▸ **Task instructions**:
In the material below, find all lines with the string "this" and copy them.

▸ **Material supplied**:
────────────────

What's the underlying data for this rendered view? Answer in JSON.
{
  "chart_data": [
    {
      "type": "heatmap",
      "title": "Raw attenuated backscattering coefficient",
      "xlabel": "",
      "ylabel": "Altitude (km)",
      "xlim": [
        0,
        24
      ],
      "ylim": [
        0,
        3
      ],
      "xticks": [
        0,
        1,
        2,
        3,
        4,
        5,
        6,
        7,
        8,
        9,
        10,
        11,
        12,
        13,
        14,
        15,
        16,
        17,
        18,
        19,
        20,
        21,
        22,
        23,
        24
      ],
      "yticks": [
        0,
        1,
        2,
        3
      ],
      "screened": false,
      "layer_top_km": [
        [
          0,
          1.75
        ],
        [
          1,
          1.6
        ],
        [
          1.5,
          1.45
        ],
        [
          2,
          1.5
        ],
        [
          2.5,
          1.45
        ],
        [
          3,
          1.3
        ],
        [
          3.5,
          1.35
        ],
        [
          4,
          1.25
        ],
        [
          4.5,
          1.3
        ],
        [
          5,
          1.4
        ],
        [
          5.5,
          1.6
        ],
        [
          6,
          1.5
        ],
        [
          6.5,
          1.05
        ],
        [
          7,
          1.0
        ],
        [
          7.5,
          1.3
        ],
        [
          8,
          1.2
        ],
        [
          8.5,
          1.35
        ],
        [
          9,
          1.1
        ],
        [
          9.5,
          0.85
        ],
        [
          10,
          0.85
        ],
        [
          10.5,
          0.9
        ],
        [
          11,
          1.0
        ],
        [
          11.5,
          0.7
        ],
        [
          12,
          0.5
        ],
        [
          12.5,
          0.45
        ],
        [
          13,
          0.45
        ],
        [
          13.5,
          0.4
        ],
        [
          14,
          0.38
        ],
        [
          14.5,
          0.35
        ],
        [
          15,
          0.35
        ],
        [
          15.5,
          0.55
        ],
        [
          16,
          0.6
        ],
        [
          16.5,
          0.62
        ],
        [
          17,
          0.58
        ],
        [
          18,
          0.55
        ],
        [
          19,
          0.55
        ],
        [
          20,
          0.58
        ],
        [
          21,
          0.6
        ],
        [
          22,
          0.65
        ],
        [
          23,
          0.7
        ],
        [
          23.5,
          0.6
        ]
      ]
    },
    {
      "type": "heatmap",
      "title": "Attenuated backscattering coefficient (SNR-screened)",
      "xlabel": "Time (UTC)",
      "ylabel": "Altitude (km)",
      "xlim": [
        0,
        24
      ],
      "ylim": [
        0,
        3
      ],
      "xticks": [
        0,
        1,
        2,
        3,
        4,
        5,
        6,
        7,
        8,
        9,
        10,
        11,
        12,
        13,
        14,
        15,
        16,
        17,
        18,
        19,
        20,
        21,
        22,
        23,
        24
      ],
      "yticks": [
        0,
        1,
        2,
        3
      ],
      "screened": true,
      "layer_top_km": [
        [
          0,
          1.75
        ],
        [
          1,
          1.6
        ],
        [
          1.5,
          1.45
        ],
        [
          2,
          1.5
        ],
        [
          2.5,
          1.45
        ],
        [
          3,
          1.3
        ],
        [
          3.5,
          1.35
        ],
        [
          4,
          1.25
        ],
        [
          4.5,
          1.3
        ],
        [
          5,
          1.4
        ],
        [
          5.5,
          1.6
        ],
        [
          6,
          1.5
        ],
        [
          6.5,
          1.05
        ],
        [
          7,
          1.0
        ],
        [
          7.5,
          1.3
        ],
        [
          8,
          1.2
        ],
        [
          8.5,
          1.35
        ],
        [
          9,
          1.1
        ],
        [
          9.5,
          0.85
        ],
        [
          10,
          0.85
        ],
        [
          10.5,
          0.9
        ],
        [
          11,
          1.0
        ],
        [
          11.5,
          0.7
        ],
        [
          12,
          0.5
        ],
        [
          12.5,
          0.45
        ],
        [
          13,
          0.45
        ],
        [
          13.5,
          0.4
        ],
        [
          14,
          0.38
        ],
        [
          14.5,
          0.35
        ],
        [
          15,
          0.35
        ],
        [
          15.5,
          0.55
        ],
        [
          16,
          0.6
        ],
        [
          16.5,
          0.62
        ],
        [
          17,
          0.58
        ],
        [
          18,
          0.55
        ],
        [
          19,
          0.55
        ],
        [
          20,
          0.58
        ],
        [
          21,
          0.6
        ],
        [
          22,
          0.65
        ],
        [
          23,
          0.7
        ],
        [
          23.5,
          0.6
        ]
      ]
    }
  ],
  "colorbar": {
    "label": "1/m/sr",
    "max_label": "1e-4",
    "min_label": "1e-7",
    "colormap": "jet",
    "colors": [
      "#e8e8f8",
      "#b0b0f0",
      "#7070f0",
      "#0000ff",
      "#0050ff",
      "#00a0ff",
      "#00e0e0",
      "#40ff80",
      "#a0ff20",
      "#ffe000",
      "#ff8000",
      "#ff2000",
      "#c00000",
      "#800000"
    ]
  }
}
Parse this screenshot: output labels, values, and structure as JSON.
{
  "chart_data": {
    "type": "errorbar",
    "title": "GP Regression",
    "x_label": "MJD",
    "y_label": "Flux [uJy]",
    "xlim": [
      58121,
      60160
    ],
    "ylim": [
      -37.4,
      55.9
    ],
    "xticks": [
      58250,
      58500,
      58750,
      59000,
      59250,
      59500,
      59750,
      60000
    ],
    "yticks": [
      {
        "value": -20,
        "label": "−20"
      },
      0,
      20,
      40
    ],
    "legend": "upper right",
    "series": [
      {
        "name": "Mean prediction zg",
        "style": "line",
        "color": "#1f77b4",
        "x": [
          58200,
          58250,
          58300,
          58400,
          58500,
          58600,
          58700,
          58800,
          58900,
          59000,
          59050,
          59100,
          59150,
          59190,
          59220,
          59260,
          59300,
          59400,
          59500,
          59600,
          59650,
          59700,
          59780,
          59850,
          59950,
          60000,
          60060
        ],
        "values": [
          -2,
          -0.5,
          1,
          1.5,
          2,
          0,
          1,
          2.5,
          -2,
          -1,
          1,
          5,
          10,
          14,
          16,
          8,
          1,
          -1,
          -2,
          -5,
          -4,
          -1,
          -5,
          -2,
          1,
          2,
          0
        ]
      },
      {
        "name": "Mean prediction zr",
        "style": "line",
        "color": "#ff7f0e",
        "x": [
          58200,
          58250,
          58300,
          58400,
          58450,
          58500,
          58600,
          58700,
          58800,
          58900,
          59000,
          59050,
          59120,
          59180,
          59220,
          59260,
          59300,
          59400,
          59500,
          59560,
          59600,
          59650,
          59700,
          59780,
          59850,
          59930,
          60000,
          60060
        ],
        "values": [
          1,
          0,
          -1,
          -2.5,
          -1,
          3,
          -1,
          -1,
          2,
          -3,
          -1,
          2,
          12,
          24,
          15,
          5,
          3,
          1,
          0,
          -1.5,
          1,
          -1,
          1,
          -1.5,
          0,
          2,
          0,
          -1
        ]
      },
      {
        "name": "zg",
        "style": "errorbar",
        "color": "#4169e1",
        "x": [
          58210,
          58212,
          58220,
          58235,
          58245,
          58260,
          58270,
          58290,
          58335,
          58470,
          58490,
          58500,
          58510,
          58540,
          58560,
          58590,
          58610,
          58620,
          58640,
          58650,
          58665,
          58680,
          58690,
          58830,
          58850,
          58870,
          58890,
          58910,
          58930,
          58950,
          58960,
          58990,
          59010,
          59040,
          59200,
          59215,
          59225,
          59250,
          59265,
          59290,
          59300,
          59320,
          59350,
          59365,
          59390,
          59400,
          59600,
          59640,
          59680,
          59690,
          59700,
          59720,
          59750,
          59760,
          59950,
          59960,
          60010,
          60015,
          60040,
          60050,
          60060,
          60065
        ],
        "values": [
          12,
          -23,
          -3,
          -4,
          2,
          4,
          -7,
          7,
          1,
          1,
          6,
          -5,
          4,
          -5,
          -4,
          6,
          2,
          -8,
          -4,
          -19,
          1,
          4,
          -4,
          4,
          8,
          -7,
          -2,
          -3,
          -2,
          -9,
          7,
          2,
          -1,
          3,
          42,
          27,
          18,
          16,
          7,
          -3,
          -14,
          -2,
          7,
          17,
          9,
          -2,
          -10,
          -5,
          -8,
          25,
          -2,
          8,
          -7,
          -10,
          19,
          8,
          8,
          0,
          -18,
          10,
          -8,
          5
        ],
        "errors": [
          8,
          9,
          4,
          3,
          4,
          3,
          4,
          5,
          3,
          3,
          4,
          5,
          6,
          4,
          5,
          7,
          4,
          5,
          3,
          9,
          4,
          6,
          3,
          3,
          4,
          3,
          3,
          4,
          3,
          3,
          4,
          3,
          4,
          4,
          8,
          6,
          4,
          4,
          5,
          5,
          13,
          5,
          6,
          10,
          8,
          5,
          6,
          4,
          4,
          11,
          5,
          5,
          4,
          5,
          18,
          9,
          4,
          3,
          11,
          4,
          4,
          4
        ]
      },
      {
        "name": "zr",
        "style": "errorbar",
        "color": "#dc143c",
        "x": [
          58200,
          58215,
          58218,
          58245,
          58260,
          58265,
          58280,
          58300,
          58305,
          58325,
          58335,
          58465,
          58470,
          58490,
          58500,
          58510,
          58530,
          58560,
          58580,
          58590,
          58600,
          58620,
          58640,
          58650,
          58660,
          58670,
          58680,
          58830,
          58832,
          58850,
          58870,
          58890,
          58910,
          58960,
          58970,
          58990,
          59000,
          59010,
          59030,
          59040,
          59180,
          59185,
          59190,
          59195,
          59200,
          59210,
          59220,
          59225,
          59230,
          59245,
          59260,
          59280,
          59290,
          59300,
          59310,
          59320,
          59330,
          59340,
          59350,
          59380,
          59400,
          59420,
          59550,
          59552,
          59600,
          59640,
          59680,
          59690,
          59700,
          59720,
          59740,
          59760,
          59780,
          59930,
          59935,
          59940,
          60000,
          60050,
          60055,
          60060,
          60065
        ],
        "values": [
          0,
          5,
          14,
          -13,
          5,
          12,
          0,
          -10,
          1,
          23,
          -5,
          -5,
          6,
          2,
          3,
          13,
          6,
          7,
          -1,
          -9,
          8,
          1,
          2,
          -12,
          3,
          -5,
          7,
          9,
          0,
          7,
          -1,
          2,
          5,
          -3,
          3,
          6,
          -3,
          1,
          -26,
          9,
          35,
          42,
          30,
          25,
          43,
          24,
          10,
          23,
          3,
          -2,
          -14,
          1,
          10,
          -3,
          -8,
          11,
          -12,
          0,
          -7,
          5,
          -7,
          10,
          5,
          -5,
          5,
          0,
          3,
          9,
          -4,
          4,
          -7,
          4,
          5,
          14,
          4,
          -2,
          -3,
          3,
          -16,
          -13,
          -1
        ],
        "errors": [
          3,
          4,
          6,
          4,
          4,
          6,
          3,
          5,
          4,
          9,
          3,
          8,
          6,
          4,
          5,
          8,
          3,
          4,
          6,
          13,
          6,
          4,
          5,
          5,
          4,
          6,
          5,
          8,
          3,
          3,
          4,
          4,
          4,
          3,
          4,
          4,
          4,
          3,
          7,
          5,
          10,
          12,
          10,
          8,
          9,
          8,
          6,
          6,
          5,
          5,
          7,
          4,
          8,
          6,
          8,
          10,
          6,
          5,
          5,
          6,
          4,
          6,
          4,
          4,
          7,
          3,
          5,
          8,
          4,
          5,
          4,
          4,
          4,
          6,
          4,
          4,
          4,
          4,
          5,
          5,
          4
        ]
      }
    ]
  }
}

────────────────

▸ **Solved exercise**:
What's the underlying data for this rendered view? Answer in JSON.
Parse this screenshot: output labels, values, and structure as JSON.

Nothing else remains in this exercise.